» Short task: Identify the lines that contain the word "サービス別売上比率", then copy them.
---------- Listed records ----------
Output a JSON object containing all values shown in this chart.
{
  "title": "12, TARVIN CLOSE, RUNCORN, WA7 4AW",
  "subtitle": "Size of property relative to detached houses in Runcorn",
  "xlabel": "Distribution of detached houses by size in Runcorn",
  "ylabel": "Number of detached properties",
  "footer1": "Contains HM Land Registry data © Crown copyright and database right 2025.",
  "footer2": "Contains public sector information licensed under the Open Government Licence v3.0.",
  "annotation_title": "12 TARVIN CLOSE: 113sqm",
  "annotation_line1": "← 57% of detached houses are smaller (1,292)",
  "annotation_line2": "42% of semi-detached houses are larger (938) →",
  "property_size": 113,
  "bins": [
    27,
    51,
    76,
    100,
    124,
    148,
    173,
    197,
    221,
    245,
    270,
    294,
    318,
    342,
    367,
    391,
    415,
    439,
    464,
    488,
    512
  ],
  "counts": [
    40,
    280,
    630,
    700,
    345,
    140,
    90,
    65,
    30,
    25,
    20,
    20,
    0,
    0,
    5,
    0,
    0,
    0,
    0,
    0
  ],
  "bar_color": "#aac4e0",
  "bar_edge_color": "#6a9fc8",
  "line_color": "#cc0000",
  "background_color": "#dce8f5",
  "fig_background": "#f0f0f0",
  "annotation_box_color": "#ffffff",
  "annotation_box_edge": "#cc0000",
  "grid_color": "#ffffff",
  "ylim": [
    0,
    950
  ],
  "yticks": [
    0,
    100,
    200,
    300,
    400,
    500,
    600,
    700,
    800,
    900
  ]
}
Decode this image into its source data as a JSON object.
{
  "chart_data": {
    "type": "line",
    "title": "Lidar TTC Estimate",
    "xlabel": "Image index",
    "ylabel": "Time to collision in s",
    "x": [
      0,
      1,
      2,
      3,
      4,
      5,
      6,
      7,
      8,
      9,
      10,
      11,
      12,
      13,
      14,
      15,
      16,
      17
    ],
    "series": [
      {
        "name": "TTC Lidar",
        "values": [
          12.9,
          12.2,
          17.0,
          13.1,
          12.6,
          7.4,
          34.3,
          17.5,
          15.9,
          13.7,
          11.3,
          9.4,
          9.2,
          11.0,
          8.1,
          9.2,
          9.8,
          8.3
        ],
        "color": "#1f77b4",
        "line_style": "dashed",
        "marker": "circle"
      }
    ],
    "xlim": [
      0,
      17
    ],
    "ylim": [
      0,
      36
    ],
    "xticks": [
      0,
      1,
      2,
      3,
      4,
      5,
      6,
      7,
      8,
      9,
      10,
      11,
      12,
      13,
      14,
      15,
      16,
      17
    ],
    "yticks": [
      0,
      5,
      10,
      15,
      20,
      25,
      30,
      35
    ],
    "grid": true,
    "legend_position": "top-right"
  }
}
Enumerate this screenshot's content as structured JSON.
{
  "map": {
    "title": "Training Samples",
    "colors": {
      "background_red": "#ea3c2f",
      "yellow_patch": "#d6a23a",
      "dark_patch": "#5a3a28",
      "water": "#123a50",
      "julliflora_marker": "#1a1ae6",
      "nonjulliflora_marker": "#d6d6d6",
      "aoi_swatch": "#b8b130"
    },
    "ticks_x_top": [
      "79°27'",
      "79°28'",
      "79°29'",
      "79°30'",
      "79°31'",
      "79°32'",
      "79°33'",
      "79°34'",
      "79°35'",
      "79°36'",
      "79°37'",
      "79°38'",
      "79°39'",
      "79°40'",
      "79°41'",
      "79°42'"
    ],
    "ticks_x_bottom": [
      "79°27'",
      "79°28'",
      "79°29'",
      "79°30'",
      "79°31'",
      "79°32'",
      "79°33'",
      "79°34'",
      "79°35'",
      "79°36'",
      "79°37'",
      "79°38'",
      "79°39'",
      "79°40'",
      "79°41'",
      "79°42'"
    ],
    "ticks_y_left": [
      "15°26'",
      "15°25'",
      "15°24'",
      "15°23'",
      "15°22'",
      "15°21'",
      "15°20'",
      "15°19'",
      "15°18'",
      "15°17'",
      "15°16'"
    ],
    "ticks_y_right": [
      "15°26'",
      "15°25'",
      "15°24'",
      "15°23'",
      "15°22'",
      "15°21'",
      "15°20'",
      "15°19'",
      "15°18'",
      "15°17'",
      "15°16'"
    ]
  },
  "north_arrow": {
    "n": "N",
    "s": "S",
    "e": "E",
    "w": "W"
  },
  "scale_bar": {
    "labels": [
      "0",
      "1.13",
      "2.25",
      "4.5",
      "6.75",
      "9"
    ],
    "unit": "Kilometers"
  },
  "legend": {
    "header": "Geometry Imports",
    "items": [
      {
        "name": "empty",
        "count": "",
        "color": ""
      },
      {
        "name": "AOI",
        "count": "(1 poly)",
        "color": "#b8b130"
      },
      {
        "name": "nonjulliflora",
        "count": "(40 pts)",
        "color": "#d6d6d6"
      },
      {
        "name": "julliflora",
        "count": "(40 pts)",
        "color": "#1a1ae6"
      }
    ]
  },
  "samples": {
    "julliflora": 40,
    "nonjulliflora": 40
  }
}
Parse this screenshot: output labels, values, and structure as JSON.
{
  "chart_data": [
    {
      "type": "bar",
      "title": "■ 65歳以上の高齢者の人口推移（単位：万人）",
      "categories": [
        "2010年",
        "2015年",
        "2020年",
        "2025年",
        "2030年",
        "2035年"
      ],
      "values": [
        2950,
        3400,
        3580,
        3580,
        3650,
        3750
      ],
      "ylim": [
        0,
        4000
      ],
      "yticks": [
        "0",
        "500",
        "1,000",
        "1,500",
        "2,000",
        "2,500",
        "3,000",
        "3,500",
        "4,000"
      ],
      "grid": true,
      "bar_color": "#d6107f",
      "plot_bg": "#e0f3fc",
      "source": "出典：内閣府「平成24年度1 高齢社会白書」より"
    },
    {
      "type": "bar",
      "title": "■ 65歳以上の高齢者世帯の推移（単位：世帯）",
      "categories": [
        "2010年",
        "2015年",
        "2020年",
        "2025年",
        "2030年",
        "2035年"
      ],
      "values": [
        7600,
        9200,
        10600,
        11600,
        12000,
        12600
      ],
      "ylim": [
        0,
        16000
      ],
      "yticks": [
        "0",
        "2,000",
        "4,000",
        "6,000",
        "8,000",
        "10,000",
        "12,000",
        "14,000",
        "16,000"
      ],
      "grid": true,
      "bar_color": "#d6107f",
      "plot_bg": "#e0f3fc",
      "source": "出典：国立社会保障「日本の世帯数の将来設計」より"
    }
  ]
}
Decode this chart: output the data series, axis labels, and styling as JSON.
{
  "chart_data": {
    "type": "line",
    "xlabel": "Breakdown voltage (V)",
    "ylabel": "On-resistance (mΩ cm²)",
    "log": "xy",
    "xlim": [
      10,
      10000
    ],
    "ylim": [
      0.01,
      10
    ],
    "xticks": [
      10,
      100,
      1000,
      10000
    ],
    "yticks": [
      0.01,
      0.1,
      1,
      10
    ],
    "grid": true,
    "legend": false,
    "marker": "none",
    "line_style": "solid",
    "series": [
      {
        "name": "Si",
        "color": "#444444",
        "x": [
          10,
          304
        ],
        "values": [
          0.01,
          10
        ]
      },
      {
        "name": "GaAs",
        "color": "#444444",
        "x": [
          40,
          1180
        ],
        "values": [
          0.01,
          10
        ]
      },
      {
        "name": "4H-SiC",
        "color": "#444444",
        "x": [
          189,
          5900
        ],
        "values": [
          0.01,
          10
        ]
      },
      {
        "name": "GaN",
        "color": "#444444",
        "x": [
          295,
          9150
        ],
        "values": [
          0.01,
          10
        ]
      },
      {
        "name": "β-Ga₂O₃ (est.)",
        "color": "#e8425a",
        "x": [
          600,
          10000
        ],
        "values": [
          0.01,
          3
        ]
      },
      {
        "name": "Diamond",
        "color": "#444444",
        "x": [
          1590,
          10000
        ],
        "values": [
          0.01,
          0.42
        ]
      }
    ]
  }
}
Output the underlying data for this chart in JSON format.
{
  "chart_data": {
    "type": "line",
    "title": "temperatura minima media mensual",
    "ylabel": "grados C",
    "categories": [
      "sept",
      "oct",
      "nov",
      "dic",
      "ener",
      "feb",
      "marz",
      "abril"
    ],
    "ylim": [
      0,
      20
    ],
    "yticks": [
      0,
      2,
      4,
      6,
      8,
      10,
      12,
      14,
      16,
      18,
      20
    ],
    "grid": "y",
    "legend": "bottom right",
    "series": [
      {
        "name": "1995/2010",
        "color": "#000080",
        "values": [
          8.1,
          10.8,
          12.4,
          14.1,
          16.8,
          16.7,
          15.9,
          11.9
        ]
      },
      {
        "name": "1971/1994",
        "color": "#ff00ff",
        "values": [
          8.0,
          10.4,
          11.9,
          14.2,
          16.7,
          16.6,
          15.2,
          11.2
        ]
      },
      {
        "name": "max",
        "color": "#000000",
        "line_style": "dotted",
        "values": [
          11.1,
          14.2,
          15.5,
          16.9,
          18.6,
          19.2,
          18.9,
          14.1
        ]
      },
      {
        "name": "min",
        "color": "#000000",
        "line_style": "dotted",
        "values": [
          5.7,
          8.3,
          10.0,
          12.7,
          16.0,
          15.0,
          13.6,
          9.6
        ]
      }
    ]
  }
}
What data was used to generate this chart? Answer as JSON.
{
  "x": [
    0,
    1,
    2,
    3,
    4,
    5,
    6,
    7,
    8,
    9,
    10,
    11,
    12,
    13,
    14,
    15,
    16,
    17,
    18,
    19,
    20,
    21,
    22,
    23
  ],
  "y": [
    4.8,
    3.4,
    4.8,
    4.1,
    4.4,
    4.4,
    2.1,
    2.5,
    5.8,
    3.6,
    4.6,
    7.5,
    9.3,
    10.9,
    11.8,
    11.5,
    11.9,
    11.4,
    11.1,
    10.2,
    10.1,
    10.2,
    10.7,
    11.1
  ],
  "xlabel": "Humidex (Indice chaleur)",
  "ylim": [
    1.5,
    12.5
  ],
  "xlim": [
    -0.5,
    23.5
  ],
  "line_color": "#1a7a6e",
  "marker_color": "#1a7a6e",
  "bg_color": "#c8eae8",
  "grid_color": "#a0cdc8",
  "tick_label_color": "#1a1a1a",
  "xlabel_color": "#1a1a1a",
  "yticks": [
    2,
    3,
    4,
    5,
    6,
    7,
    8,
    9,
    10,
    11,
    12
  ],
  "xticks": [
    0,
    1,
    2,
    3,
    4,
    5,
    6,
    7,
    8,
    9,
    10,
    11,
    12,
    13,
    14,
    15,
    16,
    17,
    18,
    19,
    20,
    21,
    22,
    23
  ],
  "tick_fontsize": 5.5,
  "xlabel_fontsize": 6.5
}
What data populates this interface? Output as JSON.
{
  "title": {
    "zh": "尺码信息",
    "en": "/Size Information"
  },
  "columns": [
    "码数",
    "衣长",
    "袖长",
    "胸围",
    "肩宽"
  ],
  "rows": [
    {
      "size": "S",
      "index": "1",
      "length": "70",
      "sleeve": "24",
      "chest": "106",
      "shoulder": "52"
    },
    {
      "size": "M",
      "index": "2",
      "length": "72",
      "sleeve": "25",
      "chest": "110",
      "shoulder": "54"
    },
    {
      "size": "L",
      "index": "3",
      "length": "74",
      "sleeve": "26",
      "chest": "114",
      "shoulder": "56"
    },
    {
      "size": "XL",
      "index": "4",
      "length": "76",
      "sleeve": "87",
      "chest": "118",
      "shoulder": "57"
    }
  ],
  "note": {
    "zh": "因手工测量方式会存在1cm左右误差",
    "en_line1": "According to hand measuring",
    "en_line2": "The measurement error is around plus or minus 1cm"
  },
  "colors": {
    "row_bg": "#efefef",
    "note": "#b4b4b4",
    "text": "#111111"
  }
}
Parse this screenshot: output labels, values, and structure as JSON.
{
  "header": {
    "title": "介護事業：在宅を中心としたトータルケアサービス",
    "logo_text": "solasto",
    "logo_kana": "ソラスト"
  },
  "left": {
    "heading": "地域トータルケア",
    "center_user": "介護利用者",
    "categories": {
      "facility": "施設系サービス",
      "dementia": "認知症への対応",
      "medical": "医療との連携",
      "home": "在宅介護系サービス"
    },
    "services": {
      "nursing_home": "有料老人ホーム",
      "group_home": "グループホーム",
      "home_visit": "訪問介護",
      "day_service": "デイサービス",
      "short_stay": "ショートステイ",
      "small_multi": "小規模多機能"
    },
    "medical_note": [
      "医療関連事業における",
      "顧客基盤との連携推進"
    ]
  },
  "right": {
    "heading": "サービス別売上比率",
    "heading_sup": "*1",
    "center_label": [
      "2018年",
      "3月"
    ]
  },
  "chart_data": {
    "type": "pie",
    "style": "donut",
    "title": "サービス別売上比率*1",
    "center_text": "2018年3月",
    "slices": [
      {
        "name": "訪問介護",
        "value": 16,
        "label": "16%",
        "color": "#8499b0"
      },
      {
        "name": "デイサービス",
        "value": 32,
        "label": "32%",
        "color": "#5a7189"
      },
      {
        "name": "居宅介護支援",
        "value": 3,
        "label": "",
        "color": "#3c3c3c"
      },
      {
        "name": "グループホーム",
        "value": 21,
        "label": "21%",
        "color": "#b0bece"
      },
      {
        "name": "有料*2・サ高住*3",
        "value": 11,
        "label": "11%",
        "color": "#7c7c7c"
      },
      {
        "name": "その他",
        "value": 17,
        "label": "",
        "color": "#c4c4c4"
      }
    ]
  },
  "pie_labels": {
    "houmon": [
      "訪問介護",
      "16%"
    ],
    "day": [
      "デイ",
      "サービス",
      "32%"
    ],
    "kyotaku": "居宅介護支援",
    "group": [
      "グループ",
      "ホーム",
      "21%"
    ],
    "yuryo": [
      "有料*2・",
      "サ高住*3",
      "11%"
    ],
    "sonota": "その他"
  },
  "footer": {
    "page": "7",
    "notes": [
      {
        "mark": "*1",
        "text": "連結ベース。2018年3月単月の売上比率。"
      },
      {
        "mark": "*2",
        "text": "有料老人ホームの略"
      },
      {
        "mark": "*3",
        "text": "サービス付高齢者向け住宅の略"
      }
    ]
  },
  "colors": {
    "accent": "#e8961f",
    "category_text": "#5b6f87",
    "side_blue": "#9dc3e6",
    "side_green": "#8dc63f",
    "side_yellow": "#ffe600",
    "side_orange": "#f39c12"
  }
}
----------
» Written reply:
    "heading": "サービス別売上比率",
    "title": "サービス別売上比率*1",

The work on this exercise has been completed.